### Short task
Copy the data below exactly.

### Entries
# # #
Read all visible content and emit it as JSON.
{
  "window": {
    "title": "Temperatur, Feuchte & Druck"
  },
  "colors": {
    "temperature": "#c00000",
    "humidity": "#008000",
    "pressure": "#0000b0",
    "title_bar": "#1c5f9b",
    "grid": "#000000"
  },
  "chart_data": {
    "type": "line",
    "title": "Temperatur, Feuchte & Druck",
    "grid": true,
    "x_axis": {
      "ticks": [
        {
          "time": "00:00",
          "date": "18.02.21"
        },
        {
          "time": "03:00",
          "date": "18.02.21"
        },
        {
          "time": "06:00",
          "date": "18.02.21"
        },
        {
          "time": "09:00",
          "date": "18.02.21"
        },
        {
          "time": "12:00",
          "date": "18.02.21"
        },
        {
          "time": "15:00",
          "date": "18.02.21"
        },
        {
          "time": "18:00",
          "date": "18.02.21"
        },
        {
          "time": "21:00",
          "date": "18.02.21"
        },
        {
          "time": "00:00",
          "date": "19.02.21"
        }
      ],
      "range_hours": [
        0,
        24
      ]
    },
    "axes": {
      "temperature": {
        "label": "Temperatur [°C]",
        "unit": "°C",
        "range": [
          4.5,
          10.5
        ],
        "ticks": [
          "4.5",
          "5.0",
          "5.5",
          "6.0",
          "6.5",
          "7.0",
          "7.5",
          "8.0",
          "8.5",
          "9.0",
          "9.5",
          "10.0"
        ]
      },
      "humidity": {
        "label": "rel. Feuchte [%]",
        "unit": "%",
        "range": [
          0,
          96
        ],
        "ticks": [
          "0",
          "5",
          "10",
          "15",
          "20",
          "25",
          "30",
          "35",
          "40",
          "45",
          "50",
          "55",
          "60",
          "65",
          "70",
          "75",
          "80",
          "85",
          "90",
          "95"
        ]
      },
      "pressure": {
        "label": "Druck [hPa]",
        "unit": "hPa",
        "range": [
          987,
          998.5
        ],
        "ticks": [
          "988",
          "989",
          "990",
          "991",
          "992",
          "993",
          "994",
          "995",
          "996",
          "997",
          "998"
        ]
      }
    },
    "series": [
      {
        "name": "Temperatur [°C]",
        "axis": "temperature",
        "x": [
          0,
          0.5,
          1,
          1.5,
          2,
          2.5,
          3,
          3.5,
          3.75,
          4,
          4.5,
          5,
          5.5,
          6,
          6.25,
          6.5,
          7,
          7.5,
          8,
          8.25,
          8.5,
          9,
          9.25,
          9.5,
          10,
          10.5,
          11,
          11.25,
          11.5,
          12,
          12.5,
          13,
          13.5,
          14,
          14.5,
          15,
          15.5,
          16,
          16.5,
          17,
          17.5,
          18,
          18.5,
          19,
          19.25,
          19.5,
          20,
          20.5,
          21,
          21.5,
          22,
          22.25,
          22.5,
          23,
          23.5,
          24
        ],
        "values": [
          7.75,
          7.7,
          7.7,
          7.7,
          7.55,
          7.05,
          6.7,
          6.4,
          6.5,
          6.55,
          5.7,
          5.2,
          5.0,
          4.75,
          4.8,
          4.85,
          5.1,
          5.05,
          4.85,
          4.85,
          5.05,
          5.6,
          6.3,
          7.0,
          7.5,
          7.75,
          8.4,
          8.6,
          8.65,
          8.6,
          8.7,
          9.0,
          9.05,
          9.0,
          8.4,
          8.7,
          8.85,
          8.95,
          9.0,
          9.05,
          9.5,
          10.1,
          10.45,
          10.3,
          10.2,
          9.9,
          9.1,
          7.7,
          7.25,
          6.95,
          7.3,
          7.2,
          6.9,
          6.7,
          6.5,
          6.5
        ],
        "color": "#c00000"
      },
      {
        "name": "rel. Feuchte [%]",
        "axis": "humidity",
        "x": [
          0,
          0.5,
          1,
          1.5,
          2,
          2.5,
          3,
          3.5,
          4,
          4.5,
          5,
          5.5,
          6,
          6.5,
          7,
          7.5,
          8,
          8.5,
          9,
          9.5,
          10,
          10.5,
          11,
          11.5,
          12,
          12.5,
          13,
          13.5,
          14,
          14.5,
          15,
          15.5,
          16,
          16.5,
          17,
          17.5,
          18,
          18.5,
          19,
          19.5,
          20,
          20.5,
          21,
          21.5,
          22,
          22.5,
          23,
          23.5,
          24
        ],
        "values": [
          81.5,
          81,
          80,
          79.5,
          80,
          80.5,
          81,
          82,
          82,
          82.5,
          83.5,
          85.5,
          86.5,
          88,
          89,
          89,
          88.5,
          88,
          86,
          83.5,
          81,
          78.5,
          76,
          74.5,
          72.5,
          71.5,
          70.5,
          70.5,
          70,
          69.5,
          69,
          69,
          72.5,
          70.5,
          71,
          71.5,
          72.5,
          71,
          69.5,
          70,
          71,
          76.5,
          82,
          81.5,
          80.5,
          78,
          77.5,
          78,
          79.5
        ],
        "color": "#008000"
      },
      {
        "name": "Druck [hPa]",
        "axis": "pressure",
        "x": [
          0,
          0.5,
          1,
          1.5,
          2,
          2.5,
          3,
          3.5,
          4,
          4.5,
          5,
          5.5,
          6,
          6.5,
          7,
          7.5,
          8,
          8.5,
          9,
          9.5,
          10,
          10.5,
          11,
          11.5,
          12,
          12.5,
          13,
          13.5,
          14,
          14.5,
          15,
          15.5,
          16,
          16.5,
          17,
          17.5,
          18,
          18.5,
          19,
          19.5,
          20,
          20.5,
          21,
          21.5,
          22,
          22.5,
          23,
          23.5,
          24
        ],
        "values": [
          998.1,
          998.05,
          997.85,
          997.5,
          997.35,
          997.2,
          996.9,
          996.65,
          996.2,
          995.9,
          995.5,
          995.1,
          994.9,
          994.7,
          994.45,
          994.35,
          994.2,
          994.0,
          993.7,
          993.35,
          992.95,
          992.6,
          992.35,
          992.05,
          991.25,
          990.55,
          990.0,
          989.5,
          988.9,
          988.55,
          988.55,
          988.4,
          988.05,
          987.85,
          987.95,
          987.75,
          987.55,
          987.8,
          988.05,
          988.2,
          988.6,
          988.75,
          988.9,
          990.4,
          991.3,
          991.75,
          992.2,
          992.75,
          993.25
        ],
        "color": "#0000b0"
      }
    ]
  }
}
# # #
### Exercise solution
Read all visible content and emit it as JSON.
{
  "window": {
    "title": "Temperatur, Feuchte & Druck"
  },
  "colors": {
    "temperature": "#c00000",
    "humidity": "#008000",
    "pressure": "#0000b0",
    "title_bar": "#1c5f9b",
    "grid": "#000000"
  },
  "chart_data": {
    "type": "line",
    "title": "Temperatur, Feuchte & Druck",
    "grid": true,
    "x_axis": {
      "ticks": [
        {
          "time": "00:00",
          "date": "18.02.21"
        },
        {
          "time": "03:00",
          "date": "18.02.21"
        },
        {
          "time": "06:00",
          "date": "18.02.21"
        },
        {
          "time": "09:00",
          "date": "18.02.21"
        },
        {
          "time": "12:00",
          "date": "18.02.21"
        },
        {
          "time": "15:00",
          "date": "18.02.21"
        },
        {
          "time": "18:00",
          "date": "18.02.21"
        },
        {
          "time": "21:00",
          "date": "18.02.21"
        },
        {
          "time": "00:00",
          "date": "19.02.21"
        }
      ],
      "range_hours": [
        0,
        24
      ]
    },
    "axes": {
      "temperature": {
        "label": "Temperatur [°C]",
        "unit": "°C",
        "range": [
          4.5,
          10.5
        ],
        "ticks": [
          "4.5",
          "5.0",
          "5.5",
          "6.0",
          "6.5",
          "7.0",
          "7.5",
          "8.0",
          "8.5",
          "9.0",
          "9.5",
          "10.0"
        ]
      },
      "humidity": {
        "label": "rel. Feuchte [%]",
        "unit": "%",
        "range": [
          0,
          96
        ],
        "ticks": [
          "0",
          "5",
          "10",
          "15",
          "20",
          "25",
          "30",
          "35",
          "40",
          "45",
          "50",
          "55",
          "60",
          "65",
          "70",
          "75",
          "80",
          "85",
          "90",
          "95"
        ]
      },
      "pressure": {
        "label": "Druck [hPa]",
        "unit": "hPa",
        "range": [
          987,
          998.5
        ],
        "ticks": [
          "988",
          "989",
          "990",
          "991",
          "992",
          "993",
          "994",
          "995",
          "996",
          "997",
          "998"
        ]
      }
    },
    "series": [
      {
        "name": "Temperatur [°C]",
        "axis": "temperature",
        "x": [
          0,
          0.5,
          1,
          1.5,
          2,
          2.5,
          3,
          3.5,
          3.75,
          4,
          4.5,
          5,
          5.5,
          6,
          6.25,
          6.5,
          7,
          7.5,
          8,
          8.25,
          8.5,
          9,
          9.25,
          9.5,
          10,
          10.5,
          11,
          11.25,
          11.5,
          12,
          12.5,
          13,
          13.5,
          14,
          14.5,
          15,
          15.5,
          16,
          16.5,
          17,
          17.5,
          18,
          18.5,
          19,
          19.25,
          19.5,
          20,
          20.5,
          21,
          21.5,
          22,
          22.25,
          22.5,
          23,
          23.5,
          24
        ],
        "values": [
          7.75,
          7.7,
          7.7,
          7.7,
          7.55,
          7.05,
          6.7,
          6.4,
          6.5,
          6.55,
          5.7,
          5.2,
          5.0,
          4.75,
          4.8,
          4.85,
          5.1,
          5.05,
          4.85,
          4.85,
          5.05,
          5.6,
          6.3,
          7.0,
          7.5,
          7.75,
          8.4,
          8.6,
          8.65,
          8.6,
          8.7,
          9.0,
          9.05,
          9.0,
          8.4,
          8.7,
          8.85,
          8.95,
          9.0,
          9.05,
          9.5,
          10.1,
          10.45,
          10.3,
          10.2,
          9.9,
          9.1,
          7.7,
          7.25,
          6.95,
          7.3,
          7.2,
          6.9,
          6.7,
          6.5,
          6.5
        ],
        "color": "#c00000"
      },
      {
        "name": "rel. Feuchte [%]",
        "axis": "humidity",
        "x": [
          0,
          0.5,
          1,
          1.5,
          2,
          2.5,
          3,
          3.5,
          4,
          4.5,
          5,
          5.5,
          6,
          6.5,
          7,
          7.5,
          8,
          8.5,
          9,
          9.5,
          10,
          10.5,
          11,
          11.5,
          12,
          12.5,
          13,
          13.5,
          14,
          14.5,
          15,
          15.5,
          16,
          16.5,
          17,
          17.5,
          18,
          18.5,
          19,
          19.5,
          20,
          20.5,
          21,
          21.5,
          22,
          22.5,
          23,
          23.5,
          24
        ],
        "values": [
          81.5,
          81,
          80,
          79.5,
          80,
          80.5,
          81,
          82,
          82,
          82.5,
          83.5,
          85.5,
          86.5,
          88,
          89,
          89,
          88.5,
          88,
          86,
          83.5,
          81,
          78.5,
          76,
          74.5,
          72.5,
          71.5,
          70.5,
          70.5,
          70,
          69.5,
          69,
          69,
          72.5,
          70.5,
          71,
          71.5,
          72.5,
          71,
          69.5,
          70,
          71,
          76.5,
          82,
          81.5,
          80.5,
          78,
          77.5,
          78,
          79.5
        ],
        "color": "#008000"
      },
      {
        "name": "Druck [hPa]",
        "axis": "pressure",
        "x": [
          0,
          0.5,
          1,
          1.5,
          2,
          2.5,
          3,
          3.5,
          4,
          4.5,
          5,
          5.5,
          6,
          6.5,
          7,
          7.5,
          8,
          8.5,
          9,
          9.5,
          10,
          10.5,
          11,
          11.5,
          12,
          12.5,
          13,
          13.5,
          14,
          14.5,
          15,
          15.5,
          16,
          16.5,
          17,
          17.5,
          18,
          18.5,
          19,
          19.5,
          20,
          20.5,
          21,
          21.5,
          22,
          22.5,
          23,
          23.5,
          24
        ],
        "values": [
          998.1,
          998.05,
          997.85,
          997.5,
          997.35,
          997.2,
          996.9,
          996.65,
          996.2,
          995.9,
          995.5,
          995.1,
          994.9,
          994.7,
          994.45,
          994.35,
          994.2,
          994.0,
          993.7,
          993.35,
          992.95,
          992.6,
          992.35,
          992.05,
          991.25,
          990.55,
          990.0,
          989.5,
          988.9,
          988.55,
          988.55,
          988.4,
          988.05,
          987.85,
          987.95,
          987.75,
          987.55,
          987.8,
          988.05,
          988.2,
          988.6,
          988.75,
          988.9,
          990.4,
          991.3,
          991.75,
          992.2,
          992.75,
          993.25
        ],
        "color": "#0000b0"
      }
    ]
  }
}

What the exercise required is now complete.